== Rows

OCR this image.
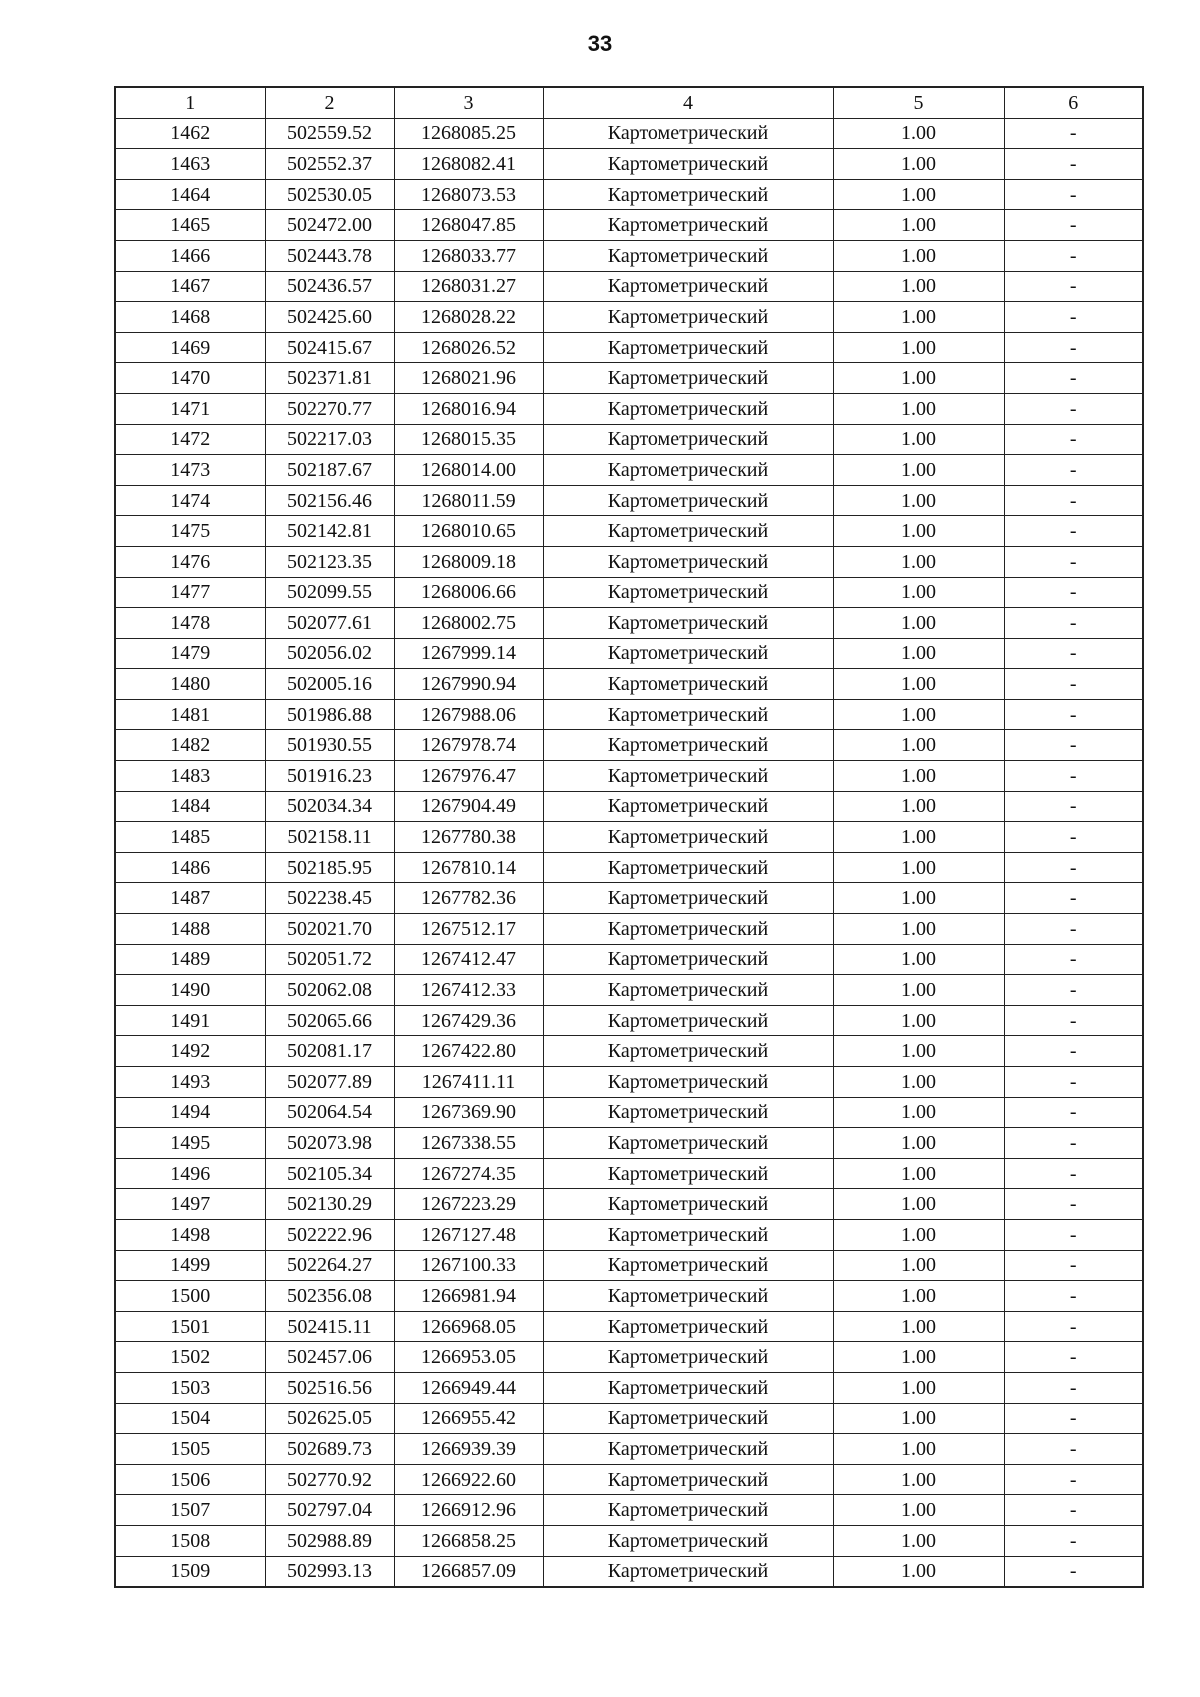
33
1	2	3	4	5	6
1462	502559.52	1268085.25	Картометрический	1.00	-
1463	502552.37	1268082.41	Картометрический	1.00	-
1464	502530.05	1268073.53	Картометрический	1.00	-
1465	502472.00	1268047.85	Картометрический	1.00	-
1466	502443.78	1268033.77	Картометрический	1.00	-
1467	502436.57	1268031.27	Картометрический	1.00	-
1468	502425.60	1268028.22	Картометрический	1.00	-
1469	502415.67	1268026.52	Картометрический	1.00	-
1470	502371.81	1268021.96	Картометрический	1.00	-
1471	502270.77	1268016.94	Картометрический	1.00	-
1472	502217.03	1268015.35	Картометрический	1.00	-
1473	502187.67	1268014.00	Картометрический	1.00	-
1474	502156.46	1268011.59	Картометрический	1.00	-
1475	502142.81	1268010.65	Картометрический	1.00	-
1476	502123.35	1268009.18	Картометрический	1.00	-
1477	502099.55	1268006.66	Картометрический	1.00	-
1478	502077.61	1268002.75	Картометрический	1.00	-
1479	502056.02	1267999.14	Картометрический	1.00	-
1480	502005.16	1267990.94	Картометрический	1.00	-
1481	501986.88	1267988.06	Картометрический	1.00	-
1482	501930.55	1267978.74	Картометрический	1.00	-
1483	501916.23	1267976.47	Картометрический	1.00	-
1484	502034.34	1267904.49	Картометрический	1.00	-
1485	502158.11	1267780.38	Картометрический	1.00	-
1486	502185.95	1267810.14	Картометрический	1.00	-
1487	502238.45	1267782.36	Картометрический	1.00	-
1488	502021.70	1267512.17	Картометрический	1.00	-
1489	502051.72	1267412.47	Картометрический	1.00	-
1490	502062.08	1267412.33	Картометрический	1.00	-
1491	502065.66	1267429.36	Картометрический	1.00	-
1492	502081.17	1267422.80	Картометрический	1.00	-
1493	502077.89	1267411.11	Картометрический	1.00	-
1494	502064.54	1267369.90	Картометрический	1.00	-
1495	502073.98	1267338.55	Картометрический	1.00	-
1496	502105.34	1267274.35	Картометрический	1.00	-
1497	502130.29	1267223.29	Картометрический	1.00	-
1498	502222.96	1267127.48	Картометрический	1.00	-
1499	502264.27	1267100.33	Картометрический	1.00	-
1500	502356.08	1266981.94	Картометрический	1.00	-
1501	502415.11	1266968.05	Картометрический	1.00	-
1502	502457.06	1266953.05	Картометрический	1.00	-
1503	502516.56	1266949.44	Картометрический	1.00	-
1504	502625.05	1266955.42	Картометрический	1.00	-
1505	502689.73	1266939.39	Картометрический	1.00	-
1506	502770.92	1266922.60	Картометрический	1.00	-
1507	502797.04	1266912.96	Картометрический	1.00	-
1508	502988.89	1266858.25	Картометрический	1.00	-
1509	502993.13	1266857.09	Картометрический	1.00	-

====
== Rows

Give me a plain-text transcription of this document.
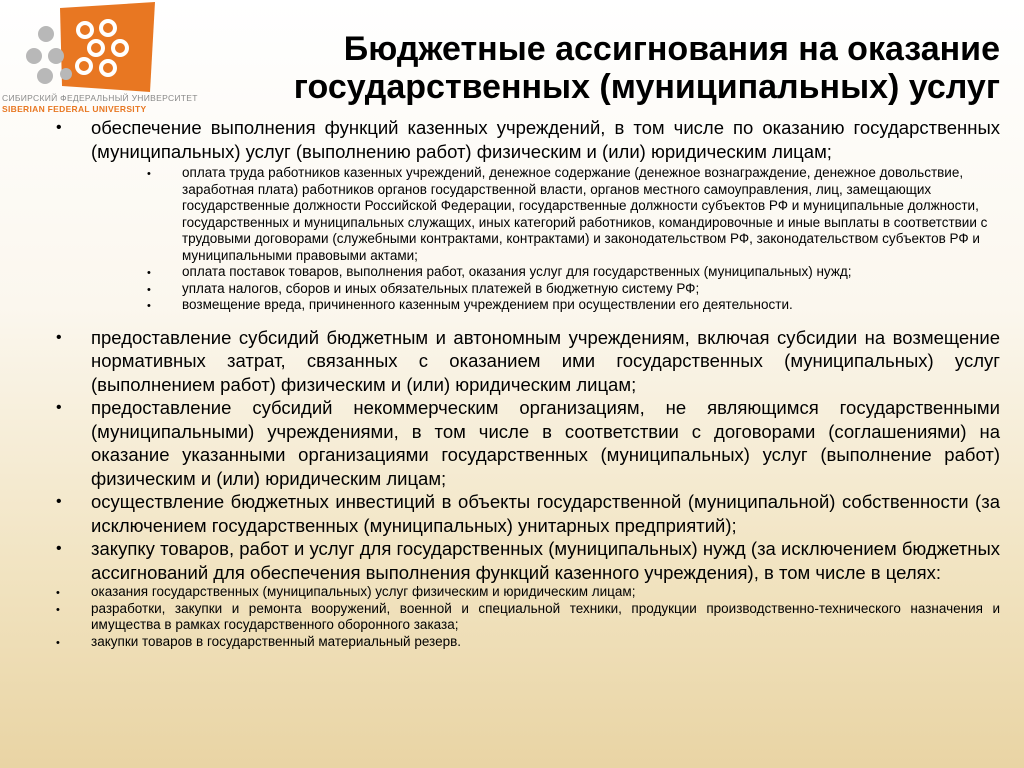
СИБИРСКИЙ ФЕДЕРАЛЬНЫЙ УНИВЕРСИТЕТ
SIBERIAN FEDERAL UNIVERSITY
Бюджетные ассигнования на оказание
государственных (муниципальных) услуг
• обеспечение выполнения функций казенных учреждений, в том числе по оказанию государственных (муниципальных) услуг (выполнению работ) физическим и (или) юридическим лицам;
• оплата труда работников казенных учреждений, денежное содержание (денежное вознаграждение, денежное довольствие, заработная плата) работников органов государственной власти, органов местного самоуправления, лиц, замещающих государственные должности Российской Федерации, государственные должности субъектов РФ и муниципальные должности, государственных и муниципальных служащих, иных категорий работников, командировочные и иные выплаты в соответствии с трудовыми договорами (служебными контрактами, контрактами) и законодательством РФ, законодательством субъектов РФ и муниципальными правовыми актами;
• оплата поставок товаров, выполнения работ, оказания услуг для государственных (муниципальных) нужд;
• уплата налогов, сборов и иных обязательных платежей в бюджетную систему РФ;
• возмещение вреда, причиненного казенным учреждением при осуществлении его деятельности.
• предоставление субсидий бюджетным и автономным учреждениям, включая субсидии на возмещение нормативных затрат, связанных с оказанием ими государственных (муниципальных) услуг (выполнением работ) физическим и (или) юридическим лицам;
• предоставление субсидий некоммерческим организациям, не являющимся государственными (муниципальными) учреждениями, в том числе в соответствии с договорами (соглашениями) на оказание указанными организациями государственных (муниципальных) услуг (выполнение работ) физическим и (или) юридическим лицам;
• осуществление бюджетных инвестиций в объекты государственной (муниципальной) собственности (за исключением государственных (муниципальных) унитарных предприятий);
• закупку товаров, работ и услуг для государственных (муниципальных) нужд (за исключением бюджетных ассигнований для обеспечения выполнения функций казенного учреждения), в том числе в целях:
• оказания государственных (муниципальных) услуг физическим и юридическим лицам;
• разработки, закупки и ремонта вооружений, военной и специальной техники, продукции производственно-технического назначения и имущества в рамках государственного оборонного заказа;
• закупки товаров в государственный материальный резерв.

====

_Exercise description_
Which lines contain the word "лицам"? Copy each one.

_Exercise response_
• обеспечение выполнения функций казенных учреждений, в том числе по оказанию государственных (муниципальных) услуг (выполнению работ) физическим и (или) юридическим лицам;
• предоставление субсидий бюджетным и автономным учреждениям, включая субсидии на возмещение нормативных затрат, связанных с оказанием ими государственных (муниципальных) услуг (выполнением работ) физическим и (или) юридическим лицам;
• предоставление субсидий некоммерческим организациям, не являющимся государственными (муниципальными) учреждениями, в том числе в соответствии с договорами (соглашениями) на оказание указанными организациями государственных (муниципальных) услуг (выполнение работ) физическим и (или) юридическим лицам;
• оказания государственных (муниципальных) услуг физическим и юридическим лицам;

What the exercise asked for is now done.